The records:
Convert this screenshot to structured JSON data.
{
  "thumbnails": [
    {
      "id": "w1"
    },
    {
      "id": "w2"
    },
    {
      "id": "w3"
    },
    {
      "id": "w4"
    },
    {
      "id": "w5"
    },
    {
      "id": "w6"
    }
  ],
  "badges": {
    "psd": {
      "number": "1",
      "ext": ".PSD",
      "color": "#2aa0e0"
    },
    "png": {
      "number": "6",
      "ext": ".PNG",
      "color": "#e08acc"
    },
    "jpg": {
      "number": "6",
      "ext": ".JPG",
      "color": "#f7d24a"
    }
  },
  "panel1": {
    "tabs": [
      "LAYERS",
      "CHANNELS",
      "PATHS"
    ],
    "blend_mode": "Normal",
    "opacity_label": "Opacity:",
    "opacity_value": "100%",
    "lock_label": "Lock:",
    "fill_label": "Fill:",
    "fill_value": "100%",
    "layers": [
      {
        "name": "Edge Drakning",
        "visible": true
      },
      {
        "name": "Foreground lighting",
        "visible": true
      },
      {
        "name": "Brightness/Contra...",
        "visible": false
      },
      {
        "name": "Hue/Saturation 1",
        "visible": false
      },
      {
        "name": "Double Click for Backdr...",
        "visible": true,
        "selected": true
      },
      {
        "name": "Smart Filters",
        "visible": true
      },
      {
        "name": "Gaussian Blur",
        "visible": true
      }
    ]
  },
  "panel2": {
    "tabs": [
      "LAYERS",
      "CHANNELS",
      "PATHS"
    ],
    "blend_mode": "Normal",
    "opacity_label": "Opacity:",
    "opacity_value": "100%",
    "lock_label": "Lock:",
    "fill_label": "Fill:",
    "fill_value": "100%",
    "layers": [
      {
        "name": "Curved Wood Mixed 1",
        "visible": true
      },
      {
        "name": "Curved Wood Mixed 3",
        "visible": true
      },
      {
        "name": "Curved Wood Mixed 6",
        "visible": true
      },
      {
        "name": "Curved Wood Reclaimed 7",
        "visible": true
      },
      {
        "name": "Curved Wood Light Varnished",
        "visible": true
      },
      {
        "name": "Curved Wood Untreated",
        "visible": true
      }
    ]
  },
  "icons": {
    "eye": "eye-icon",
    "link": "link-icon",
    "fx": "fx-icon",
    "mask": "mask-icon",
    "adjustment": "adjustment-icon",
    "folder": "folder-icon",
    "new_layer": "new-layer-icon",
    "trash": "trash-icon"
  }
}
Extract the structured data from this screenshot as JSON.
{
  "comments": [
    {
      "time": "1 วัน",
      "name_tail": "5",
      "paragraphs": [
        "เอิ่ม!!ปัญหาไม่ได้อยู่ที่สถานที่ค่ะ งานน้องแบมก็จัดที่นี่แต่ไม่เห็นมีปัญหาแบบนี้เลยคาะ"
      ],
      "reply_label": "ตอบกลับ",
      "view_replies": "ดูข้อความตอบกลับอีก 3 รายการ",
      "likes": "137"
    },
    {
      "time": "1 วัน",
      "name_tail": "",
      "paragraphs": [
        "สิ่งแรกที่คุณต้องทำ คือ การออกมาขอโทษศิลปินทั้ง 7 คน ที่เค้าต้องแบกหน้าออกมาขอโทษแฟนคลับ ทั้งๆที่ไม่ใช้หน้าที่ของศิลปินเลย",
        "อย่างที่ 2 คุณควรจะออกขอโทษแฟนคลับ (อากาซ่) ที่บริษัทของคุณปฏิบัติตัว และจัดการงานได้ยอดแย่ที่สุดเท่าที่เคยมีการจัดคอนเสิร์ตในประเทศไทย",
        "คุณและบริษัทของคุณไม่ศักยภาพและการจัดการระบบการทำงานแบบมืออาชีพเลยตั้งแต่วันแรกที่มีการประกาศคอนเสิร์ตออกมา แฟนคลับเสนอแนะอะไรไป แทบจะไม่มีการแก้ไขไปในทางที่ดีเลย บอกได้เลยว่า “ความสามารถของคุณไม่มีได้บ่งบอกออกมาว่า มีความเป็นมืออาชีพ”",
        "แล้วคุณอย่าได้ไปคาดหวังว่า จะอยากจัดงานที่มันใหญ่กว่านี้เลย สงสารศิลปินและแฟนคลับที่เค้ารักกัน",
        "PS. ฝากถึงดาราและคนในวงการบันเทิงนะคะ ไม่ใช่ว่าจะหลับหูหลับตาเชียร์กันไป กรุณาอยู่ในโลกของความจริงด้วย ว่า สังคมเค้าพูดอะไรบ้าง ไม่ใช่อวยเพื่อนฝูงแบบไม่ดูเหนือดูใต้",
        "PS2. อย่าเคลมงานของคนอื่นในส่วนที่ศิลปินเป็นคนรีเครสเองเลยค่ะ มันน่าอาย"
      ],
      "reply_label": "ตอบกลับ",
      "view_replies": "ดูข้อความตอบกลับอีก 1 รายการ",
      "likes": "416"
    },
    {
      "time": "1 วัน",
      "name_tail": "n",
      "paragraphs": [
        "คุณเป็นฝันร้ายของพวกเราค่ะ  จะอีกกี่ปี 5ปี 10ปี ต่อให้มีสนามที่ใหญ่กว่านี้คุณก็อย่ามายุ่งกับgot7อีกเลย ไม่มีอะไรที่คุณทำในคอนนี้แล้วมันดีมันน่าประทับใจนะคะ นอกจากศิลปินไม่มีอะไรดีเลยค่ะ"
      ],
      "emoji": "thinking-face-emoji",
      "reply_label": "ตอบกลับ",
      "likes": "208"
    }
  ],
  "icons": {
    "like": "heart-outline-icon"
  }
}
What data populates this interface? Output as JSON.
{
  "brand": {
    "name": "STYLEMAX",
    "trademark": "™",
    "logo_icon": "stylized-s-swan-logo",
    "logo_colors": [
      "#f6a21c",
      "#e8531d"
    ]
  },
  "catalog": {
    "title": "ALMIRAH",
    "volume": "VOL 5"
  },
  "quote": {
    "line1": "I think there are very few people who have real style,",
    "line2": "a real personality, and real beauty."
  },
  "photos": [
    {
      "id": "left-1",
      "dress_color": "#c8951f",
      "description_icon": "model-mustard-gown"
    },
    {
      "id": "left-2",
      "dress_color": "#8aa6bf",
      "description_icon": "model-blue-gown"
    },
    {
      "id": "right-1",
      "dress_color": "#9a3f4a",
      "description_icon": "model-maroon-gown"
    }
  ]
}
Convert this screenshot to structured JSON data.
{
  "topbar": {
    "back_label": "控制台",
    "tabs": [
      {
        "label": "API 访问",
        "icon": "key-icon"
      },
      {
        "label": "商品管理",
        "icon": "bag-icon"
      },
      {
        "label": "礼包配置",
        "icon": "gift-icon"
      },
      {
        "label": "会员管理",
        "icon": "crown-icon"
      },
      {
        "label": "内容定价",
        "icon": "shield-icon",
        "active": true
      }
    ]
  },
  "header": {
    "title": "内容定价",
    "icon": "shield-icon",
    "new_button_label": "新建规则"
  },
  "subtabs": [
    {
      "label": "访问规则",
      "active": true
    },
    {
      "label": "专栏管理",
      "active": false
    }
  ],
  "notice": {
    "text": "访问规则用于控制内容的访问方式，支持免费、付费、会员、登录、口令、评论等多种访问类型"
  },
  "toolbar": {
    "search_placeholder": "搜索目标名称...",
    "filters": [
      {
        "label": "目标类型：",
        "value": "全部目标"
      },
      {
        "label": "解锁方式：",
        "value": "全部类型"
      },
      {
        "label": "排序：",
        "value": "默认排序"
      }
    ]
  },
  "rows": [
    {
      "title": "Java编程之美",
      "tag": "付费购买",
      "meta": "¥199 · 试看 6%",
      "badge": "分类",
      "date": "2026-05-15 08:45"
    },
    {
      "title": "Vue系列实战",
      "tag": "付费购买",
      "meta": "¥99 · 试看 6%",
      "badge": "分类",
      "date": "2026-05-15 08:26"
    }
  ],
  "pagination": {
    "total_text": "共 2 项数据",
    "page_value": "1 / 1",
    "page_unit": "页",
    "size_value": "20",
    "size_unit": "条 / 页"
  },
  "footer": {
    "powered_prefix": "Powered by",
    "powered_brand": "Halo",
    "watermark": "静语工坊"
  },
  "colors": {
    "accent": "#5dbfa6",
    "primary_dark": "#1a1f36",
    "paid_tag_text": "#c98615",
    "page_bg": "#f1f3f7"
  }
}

Aim:
Copy out every line from the data above that has "Mixed" in it.

Expected answer:
        "name": "Curved Wood Mixed 1",
        "name": "Curved Wood Mixed 3",
        "name": "Curved Wood Mixed 6",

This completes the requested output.